-- START OF Material to process --

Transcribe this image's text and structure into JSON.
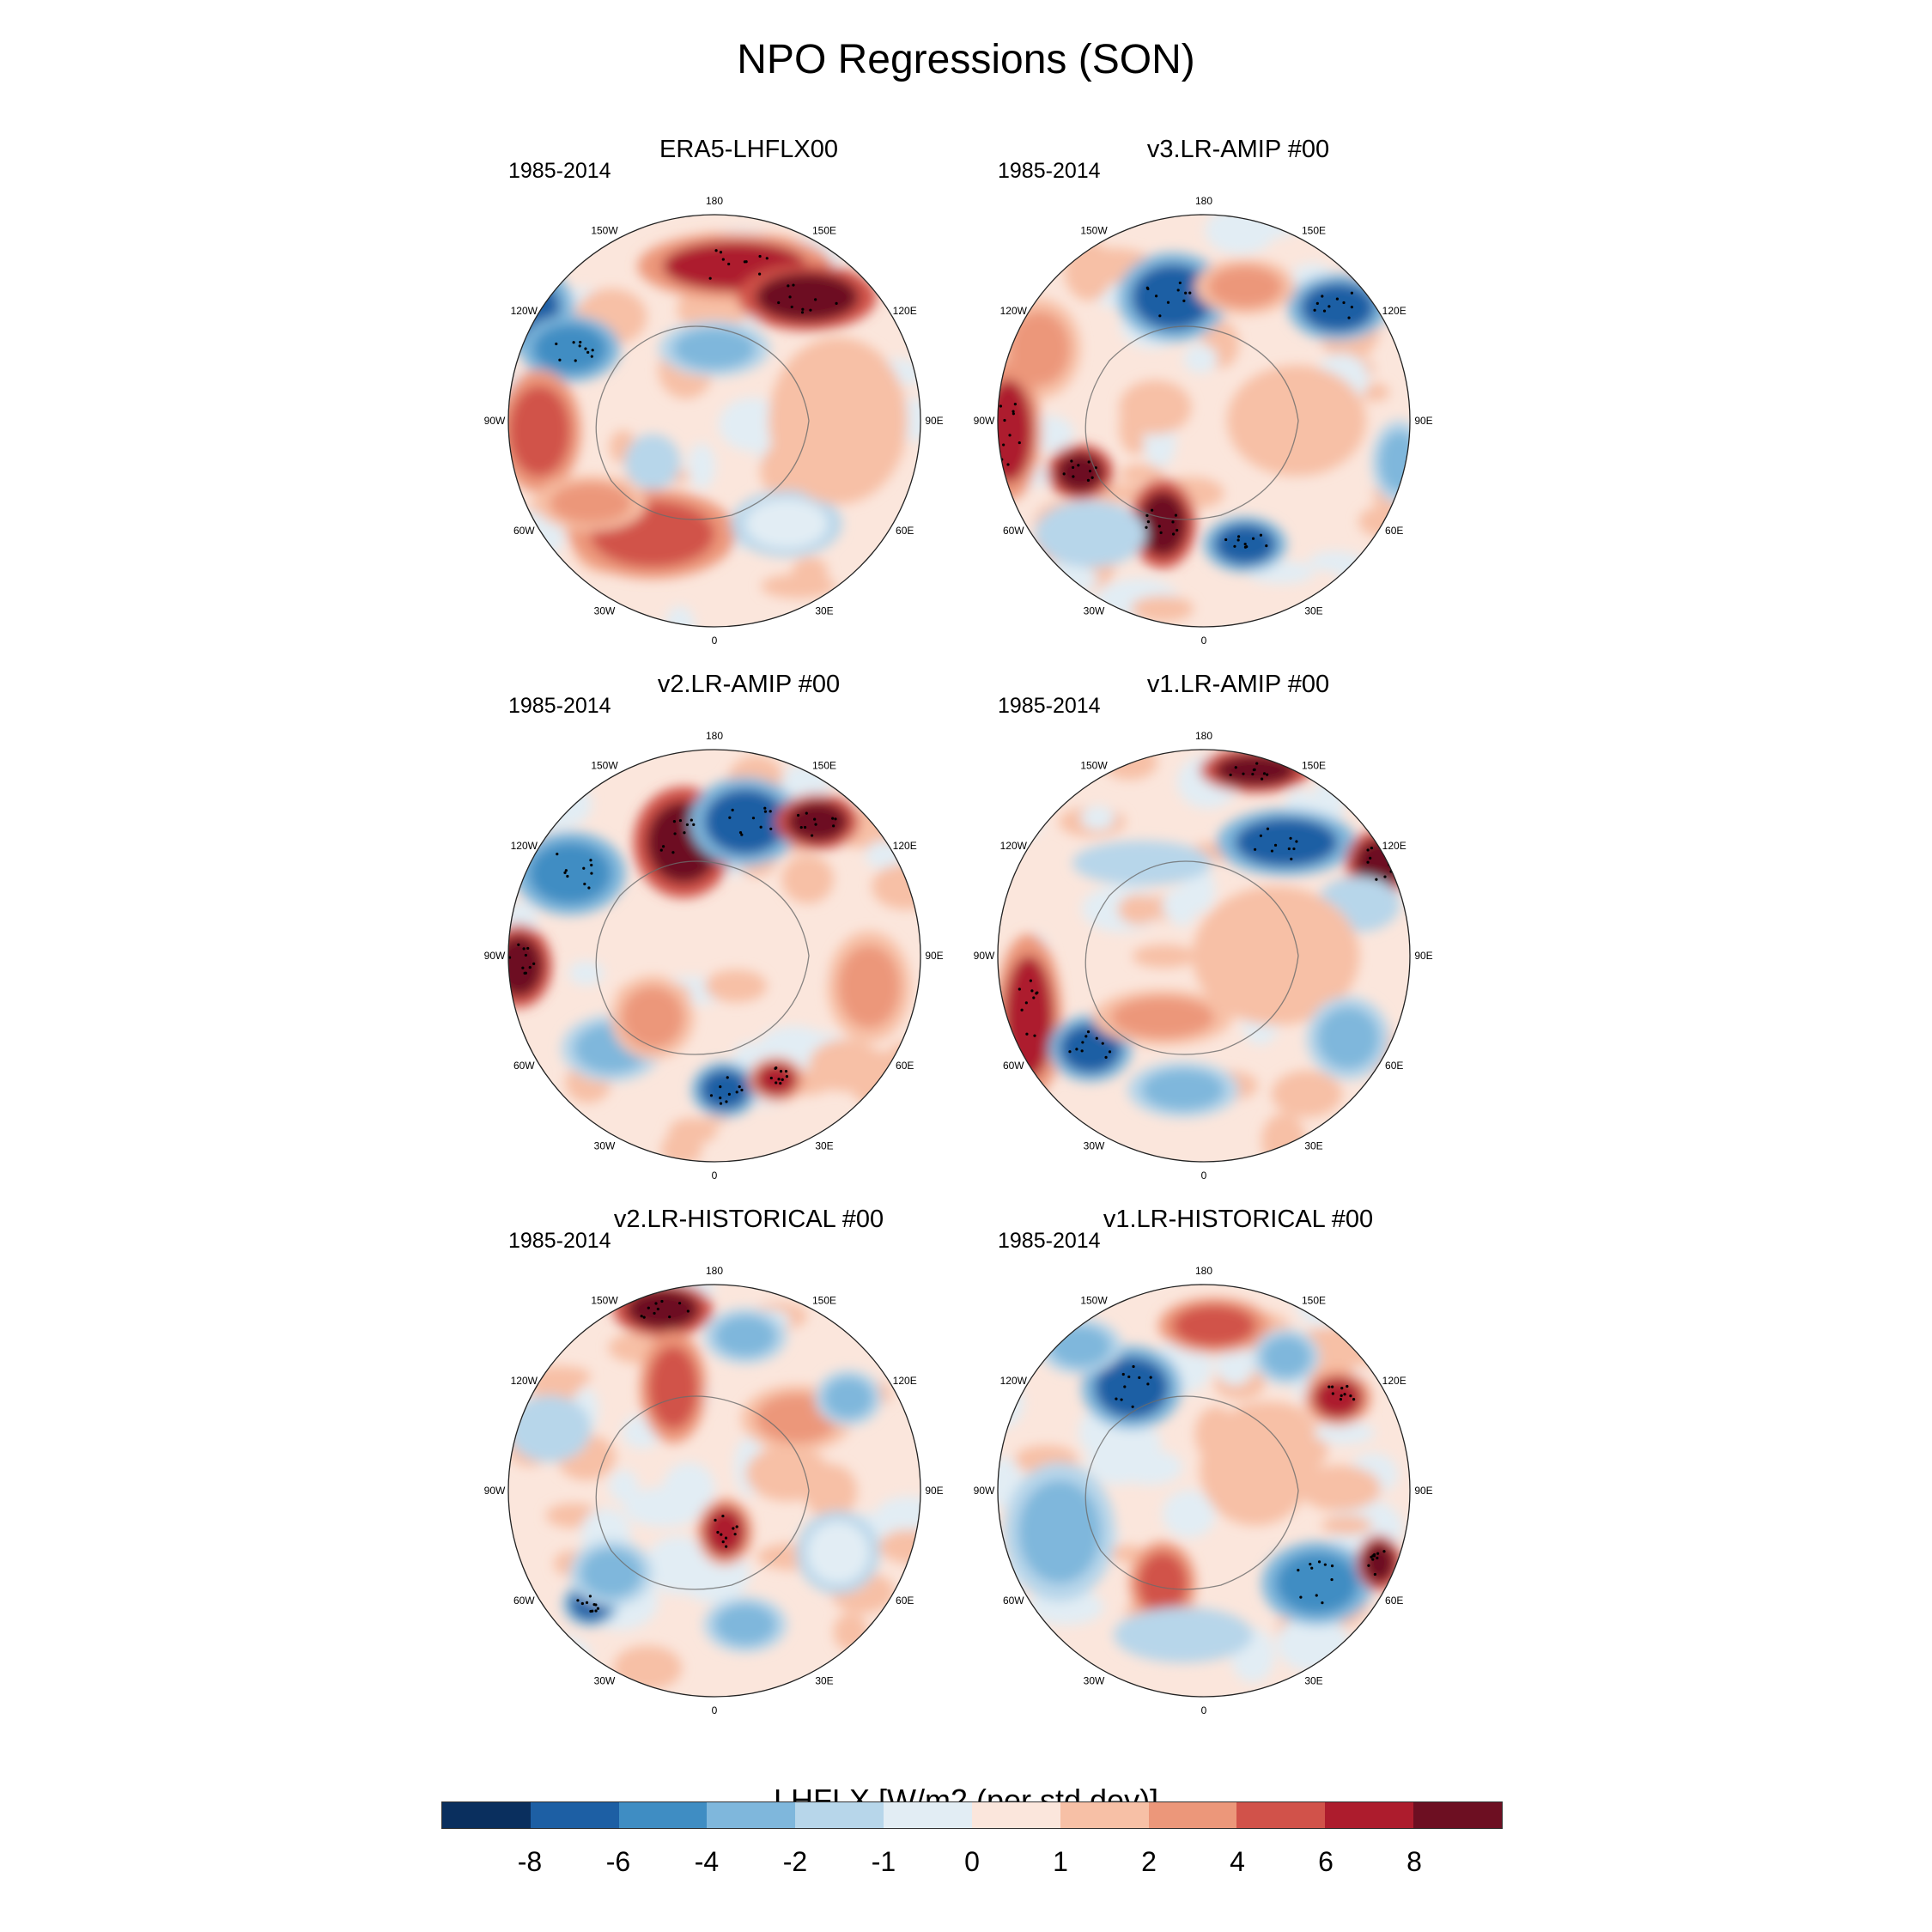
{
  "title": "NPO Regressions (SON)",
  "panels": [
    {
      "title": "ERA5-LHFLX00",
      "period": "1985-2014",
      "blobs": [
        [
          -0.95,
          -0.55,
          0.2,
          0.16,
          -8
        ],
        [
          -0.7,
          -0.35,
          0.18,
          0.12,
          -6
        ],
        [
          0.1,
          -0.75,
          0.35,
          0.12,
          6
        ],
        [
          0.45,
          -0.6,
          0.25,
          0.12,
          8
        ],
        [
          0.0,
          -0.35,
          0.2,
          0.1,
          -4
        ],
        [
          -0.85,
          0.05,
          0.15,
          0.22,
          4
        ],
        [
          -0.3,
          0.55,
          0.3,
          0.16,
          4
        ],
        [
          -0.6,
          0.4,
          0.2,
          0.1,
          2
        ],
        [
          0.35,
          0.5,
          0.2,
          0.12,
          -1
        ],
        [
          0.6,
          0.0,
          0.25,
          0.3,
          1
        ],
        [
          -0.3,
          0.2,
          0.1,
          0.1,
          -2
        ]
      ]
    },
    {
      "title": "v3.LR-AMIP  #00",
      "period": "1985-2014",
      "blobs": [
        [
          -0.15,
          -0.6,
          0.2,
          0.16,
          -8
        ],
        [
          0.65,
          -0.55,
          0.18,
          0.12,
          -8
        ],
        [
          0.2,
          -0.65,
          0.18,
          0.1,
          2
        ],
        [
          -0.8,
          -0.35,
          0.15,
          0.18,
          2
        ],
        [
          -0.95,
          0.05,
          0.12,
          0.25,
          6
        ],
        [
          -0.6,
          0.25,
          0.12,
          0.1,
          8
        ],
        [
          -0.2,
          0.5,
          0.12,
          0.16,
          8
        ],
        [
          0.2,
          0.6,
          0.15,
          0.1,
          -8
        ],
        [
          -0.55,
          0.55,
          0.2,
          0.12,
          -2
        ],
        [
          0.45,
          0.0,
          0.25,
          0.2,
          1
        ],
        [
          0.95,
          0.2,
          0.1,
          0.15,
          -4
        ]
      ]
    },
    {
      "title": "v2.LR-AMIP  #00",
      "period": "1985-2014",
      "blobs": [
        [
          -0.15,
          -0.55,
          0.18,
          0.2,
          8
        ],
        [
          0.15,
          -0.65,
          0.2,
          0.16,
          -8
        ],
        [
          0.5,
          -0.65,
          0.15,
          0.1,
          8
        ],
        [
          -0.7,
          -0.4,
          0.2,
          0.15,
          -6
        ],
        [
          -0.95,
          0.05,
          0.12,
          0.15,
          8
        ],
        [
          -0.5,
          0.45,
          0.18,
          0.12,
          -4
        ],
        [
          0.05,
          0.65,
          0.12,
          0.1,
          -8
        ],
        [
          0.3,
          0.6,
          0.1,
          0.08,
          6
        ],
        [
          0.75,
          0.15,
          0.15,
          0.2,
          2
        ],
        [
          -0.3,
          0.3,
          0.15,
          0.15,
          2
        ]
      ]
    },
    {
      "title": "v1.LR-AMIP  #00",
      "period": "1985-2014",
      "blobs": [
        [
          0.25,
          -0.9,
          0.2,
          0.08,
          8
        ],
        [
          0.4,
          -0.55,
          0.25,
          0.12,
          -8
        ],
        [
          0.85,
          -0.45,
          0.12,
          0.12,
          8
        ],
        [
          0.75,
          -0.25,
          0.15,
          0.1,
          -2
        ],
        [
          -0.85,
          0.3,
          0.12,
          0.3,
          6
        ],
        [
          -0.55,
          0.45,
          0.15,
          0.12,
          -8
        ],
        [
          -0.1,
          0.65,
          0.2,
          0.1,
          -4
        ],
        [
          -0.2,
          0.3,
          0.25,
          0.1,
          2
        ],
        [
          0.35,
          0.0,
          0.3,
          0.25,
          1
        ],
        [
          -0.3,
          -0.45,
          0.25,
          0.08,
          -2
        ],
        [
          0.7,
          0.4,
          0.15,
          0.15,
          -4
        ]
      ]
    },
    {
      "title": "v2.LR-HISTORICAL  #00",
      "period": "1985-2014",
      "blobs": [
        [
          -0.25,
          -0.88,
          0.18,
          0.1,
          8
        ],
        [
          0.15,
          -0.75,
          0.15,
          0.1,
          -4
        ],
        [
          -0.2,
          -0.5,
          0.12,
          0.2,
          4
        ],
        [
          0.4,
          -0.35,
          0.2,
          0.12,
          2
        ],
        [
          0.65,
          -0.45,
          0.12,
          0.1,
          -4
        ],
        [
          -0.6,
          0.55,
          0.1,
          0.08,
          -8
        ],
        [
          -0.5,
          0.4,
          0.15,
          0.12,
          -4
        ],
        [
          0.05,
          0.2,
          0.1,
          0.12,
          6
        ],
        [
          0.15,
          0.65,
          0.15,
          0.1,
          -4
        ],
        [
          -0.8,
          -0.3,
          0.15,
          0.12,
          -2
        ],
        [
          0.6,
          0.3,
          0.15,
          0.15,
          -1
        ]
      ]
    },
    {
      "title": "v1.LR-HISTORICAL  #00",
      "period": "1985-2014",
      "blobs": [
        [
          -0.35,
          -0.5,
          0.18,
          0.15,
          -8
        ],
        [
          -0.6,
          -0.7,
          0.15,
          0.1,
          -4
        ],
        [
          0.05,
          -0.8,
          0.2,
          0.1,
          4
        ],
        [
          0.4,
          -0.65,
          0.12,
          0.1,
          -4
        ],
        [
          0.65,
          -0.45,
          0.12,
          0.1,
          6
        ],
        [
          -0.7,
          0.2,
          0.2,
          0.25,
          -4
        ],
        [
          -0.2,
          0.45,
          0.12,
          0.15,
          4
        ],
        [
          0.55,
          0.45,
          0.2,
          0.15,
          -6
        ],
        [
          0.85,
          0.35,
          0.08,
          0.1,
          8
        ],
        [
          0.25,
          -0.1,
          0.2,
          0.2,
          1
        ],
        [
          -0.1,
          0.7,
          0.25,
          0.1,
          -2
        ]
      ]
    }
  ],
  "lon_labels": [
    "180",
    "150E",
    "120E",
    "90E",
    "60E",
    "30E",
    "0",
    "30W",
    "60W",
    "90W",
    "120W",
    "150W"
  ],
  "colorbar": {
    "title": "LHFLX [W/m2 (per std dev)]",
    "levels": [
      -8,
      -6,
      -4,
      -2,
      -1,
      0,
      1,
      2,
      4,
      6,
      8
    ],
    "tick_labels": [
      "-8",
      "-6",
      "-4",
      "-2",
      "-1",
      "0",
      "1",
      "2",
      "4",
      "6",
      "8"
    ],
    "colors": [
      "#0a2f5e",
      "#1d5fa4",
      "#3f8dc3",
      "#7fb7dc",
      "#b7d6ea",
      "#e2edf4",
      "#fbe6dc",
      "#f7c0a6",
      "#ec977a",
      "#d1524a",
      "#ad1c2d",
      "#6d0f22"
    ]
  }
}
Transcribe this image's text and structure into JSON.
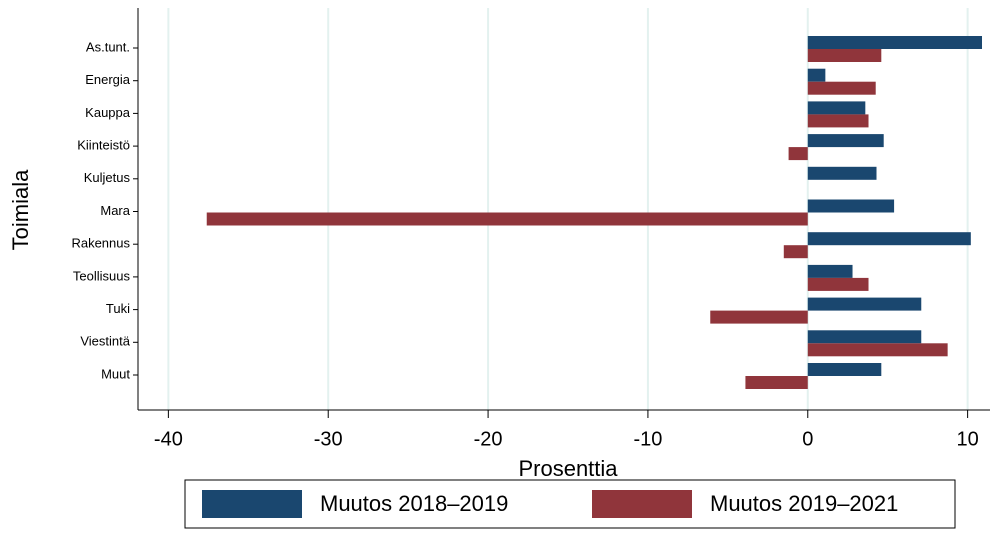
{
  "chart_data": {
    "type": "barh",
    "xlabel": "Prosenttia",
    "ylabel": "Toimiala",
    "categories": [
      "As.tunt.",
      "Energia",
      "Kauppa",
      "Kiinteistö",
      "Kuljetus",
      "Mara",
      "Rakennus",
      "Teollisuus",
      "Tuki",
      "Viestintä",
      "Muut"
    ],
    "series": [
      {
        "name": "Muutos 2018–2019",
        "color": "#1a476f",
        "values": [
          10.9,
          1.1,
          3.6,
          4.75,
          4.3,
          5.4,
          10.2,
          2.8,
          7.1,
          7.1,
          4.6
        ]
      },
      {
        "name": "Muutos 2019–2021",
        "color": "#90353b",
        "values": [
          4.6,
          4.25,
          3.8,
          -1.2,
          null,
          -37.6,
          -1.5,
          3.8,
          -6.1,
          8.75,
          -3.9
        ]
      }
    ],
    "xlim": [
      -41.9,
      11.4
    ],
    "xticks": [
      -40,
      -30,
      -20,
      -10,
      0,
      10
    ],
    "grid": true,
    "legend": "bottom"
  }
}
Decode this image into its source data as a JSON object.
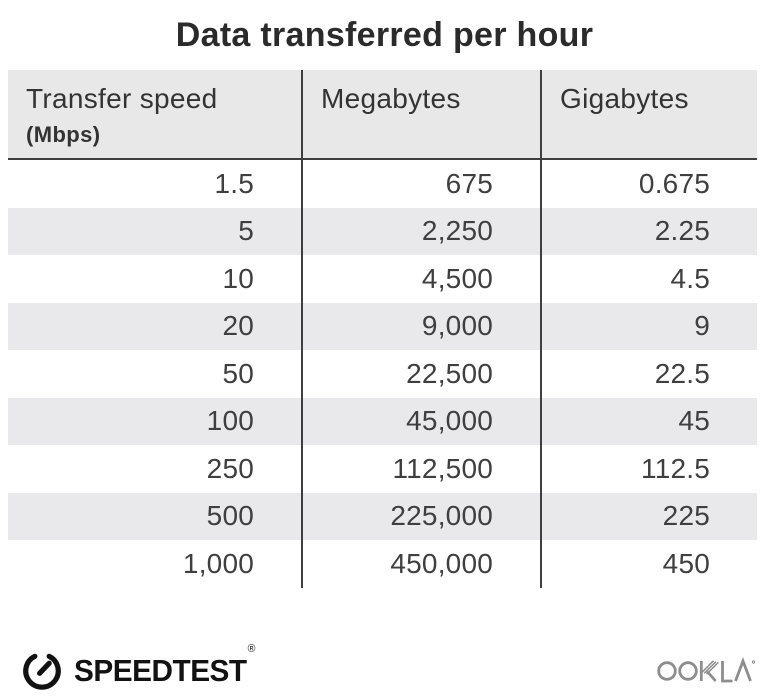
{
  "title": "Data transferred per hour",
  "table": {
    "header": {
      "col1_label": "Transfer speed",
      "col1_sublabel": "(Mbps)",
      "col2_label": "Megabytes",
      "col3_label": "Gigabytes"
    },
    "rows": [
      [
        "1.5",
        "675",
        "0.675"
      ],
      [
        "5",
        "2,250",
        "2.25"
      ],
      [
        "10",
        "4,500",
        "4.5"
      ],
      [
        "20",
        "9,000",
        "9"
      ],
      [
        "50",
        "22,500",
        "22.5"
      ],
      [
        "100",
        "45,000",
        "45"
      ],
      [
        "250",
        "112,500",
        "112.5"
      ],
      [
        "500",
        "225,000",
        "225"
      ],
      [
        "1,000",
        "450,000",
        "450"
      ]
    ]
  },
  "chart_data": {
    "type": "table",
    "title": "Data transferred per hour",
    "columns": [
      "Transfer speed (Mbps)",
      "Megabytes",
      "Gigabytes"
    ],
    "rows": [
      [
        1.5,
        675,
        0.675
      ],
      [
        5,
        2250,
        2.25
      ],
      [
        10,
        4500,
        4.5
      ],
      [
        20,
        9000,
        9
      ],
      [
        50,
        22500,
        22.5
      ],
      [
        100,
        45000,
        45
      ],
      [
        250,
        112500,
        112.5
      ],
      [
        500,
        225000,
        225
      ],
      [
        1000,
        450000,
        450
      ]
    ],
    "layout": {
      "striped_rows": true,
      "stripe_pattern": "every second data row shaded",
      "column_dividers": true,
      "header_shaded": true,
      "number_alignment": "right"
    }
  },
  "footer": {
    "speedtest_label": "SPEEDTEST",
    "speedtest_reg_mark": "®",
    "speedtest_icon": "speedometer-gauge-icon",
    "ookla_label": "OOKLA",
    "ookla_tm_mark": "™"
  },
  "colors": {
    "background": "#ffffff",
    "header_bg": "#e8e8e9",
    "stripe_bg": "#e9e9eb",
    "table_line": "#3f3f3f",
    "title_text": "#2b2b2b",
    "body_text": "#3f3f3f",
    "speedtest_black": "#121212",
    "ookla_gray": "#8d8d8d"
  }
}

-- END OF Material to process --

▸ Directions for this task
Extract every line from the records above that contains the word "name".

▸ Output of the exercise
        "name": "Muutos 2018–2019",
        "name": "Muutos 2019–2021",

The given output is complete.